- _WHAT THE EXERCISE ASKS_
Write out the data below in full. Keep it exact.

┌──

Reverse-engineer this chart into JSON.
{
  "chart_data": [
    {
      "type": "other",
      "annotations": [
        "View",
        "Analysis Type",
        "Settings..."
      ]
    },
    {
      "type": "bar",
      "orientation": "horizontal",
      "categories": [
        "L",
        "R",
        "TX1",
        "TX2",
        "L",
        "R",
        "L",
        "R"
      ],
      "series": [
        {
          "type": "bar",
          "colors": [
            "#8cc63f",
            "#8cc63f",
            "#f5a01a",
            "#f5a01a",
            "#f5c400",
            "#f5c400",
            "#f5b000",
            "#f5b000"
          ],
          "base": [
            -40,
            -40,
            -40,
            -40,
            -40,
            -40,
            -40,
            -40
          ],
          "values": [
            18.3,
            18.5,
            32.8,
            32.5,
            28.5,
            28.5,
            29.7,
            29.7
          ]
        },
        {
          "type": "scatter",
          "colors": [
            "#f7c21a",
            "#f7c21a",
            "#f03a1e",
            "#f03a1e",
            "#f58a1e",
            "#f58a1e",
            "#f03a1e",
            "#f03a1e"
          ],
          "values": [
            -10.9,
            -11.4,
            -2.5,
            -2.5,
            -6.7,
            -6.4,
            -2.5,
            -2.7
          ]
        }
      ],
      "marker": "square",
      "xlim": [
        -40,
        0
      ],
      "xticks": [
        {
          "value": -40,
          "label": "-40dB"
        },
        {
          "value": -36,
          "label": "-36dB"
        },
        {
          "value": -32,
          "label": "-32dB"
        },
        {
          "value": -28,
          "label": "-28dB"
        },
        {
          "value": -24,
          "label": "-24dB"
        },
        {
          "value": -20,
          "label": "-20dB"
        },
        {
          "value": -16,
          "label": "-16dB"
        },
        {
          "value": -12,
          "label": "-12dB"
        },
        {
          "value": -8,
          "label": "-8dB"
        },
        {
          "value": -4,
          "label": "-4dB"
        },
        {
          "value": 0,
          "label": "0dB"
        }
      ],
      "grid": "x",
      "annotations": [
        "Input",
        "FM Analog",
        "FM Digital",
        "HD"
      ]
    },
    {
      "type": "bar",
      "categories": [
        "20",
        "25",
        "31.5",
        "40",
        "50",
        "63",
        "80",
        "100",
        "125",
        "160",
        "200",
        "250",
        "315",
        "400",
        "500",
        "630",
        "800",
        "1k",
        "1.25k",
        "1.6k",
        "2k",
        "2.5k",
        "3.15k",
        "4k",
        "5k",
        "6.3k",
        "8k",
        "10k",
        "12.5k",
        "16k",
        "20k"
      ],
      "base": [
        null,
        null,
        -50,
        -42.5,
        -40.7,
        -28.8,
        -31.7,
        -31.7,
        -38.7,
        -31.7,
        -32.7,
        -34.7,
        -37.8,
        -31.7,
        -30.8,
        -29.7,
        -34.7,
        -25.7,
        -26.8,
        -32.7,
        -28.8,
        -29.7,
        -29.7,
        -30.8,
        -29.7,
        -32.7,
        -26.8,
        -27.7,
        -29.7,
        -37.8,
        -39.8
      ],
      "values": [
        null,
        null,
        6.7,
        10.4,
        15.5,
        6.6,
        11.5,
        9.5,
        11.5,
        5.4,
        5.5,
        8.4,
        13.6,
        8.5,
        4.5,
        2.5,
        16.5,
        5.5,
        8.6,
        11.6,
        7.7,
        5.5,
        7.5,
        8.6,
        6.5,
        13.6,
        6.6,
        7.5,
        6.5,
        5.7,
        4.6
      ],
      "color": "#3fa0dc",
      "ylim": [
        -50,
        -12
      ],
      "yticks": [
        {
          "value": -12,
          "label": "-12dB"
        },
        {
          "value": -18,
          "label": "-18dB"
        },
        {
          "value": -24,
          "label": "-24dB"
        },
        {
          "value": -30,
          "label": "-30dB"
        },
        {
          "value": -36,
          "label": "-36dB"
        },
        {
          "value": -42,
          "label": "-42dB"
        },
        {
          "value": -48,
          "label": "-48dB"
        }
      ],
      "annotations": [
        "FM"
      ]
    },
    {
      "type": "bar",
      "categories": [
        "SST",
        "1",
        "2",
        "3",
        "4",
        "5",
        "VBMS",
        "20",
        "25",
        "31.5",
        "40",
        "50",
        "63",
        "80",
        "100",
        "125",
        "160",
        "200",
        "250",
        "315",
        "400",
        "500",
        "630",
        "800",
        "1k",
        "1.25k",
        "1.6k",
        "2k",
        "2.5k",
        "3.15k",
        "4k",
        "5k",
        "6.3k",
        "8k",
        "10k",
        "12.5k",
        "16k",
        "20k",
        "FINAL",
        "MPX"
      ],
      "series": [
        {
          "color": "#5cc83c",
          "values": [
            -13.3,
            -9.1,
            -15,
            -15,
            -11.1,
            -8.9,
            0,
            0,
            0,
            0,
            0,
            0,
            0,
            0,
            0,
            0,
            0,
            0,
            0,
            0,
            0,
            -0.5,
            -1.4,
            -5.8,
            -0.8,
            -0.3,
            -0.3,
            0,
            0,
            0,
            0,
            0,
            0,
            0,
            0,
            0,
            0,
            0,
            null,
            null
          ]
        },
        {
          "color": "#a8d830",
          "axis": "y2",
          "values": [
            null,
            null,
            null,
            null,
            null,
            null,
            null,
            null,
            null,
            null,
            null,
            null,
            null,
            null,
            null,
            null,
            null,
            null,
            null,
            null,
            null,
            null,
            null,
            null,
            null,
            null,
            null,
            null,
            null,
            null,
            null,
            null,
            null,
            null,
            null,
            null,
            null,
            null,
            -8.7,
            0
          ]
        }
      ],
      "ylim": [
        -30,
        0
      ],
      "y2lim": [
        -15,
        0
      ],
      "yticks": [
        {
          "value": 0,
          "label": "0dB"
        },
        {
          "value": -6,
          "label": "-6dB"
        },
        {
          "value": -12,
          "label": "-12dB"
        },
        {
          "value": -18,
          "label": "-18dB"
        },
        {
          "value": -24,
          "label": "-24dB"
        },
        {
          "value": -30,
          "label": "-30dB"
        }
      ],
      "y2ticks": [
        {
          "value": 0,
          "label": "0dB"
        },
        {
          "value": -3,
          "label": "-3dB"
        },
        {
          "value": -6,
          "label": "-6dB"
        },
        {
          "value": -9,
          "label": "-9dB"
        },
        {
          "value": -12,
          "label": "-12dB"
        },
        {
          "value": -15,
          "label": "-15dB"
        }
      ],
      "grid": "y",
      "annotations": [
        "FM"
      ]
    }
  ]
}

└──

- _OUTPUT BELOW_
Reverse-engineer this chart into JSON.
{
  "chart_data": [
    {
      "type": "other",
      "annotations": [
        "View",
        "Analysis Type",
        "Settings..."
      ]
    },
    {
      "type": "bar",
      "orientation": "horizontal",
      "categories": [
        "L",
        "R",
        "TX1",
        "TX2",
        "L",
        "R",
        "L",
        "R"
      ],
      "series": [
        {
          "type": "bar",
          "colors": [
            "#8cc63f",
            "#8cc63f",
            "#f5a01a",
            "#f5a01a",
            "#f5c400",
            "#f5c400",
            "#f5b000",
            "#f5b000"
          ],
          "base": [
            -40,
            -40,
            -40,
            -40,
            -40,
            -40,
            -40,
            -40
          ],
          "values": [
            18.3,
            18.5,
            32.8,
            32.5,
            28.5,
            28.5,
            29.7,
            29.7
          ]
        },
        {
          "type": "scatter",
          "colors": [
            "#f7c21a",
            "#f7c21a",
            "#f03a1e",
            "#f03a1e",
            "#f58a1e",
            "#f58a1e",
            "#f03a1e",
            "#f03a1e"
          ],
          "values": [
            -10.9,
            -11.4,
            -2.5,
            -2.5,
            -6.7,
            -6.4,
            -2.5,
            -2.7
          ]
        }
      ],
      "marker": "square",
      "xlim": [
        -40,
        0
      ],
      "xticks": [
        {
          "value": -40,
          "label": "-40dB"
        },
        {
          "value": -36,
          "label": "-36dB"
        },
        {
          "value": -32,
          "label": "-32dB"
        },
        {
          "value": -28,
          "label": "-28dB"
        },
        {
          "value": -24,
          "label": "-24dB"
        },
        {
          "value": -20,
          "label": "-20dB"
        },
        {
          "value": -16,
          "label": "-16dB"
        },
        {
          "value": -12,
          "label": "-12dB"
        },
        {
          "value": -8,
          "label": "-8dB"
        },
        {
          "value": -4,
          "label": "-4dB"
        },
        {
          "value": 0,
          "label": "0dB"
        }
      ],
      "grid": "x",
      "annotations": [
        "Input",
        "FM Analog",
        "FM Digital",
        "HD"
      ]
    },
    {
      "type": "bar",
      "categories": [
        "20",
        "25",
        "31.5",
        "40",
        "50",
        "63",
        "80",
        "100",
        "125",
        "160",
        "200",
        "250",
        "315",
        "400",
        "500",
        "630",
        "800",
        "1k",
        "1.25k",
        "1.6k",
        "2k",
        "2.5k",
        "3.15k",
        "4k",
        "5k",
        "6.3k",
        "8k",
        "10k",
        "12.5k",
        "16k",
        "20k"
      ],
      "base": [
        null,
        null,
        -50,
        -42.5,
        -40.7,
        -28.8,
        -31.7,
        -31.7,
        -38.7,
        -31.7,
        -32.7,
        -34.7,
        -37.8,
        -31.7,
        -30.8,
        -29.7,
        -34.7,
        -25.7,
        -26.8,
        -32.7,
        -28.8,
        -29.7,
        -29.7,
        -30.8,
        -29.7,
        -32.7,
        -26.8,
        -27.7,
        -29.7,
        -37.8,
        -39.8
      ],
      "values": [
        null,
        null,
        6.7,
        10.4,
        15.5,
        6.6,
        11.5,
        9.5,
        11.5,
        5.4,
        5.5,
        8.4,
        13.6,
        8.5,
        4.5,
        2.5,
        16.5,
        5.5,
        8.6,
        11.6,
        7.7,
        5.5,
        7.5,
        8.6,
        6.5,
        13.6,
        6.6,
        7.5,
        6.5,
        5.7,
        4.6
      ],
      "color": "#3fa0dc",
      "ylim": [
        -50,
        -12
      ],
      "yticks": [
        {
          "value": -12,
          "label": "-12dB"
        },
        {
          "value": -18,
          "label": "-18dB"
        },
        {
          "value": -24,
          "label": "-24dB"
        },
        {
          "value": -30,
          "label": "-30dB"
        },
        {
          "value": -36,
          "label": "-36dB"
        },
        {
          "value": -42,
          "label": "-42dB"
        },
        {
          "value": -48,
          "label": "-48dB"
        }
      ],
      "annotations": [
        "FM"
      ]
    },
    {
      "type": "bar",
      "categories": [
        "SST",
        "1",
        "2",
        "3",
        "4",
        "5",
        "VBMS",
        "20",
        "25",
        "31.5",
        "40",
        "50",
        "63",
        "80",
        "100",
        "125",
        "160",
        "200",
        "250",
        "315",
        "400",
        "500",
        "630",
        "800",
        "1k",
        "1.25k",
        "1.6k",
        "2k",
        "2.5k",
        "3.15k",
        "4k",
        "5k",
        "6.3k",
        "8k",
        "10k",
        "12.5k",
        "16k",
        "20k",
        "FINAL",
        "MPX"
      ],
      "series": [
        {
          "color": "#5cc83c",
          "values": [
            -13.3,
            -9.1,
            -15,
            -15,
            -11.1,
            -8.9,
            0,
            0,
            0,
            0,
            0,
            0,
            0,
            0,
            0,
            0,
            0,
            0,
            0,
            0,
            0,
            -0.5,
            -1.4,
            -5.8,
            -0.8,
            -0.3,
            -0.3,
            0,
            0,
            0,
            0,
            0,
            0,
            0,
            0,
            0,
            0,
            0,
            null,
            null
          ]
        },
        {
          "color": "#a8d830",
          "axis": "y2",
          "values": [
            null,
            null,
            null,
            null,
            null,
            null,
            null,
            null,
            null,
            null,
            null,
            null,
            null,
            null,
            null,
            null,
            null,
            null,
            null,
            null,
            null,
            null,
            null,
            null,
            null,
            null,
            null,
            null,
            null,
            null,
            null,
            null,
            null,
            null,
            null,
            null,
            null,
            null,
            -8.7,
            0
          ]
        }
      ],
      "ylim": [
        -30,
        0
      ],
      "y2lim": [
        -15,
        0
      ],
      "yticks": [
        {
          "value": 0,
          "label": "0dB"
        },
        {
          "value": -6,
          "label": "-6dB"
        },
        {
          "value": -12,
          "label": "-12dB"
        },
        {
          "value": -18,
          "label": "-18dB"
        },
        {
          "value": -24,
          "label": "-24dB"
        },
        {
          "value": -30,
          "label": "-30dB"
        }
      ],
      "y2ticks": [
        {
          "value": 0,
          "label": "0dB"
        },
        {
          "value": -3,
          "label": "-3dB"
        },
        {
          "value": -6,
          "label": "-6dB"
        },
        {
          "value": -9,
          "label": "-9dB"
        },
        {
          "value": -12,
          "label": "-12dB"
        },
        {
          "value": -15,
          "label": "-15dB"
        }
      ],
      "grid": "y",
      "annotations": [
        "FM"
      ]
    }
  ]
}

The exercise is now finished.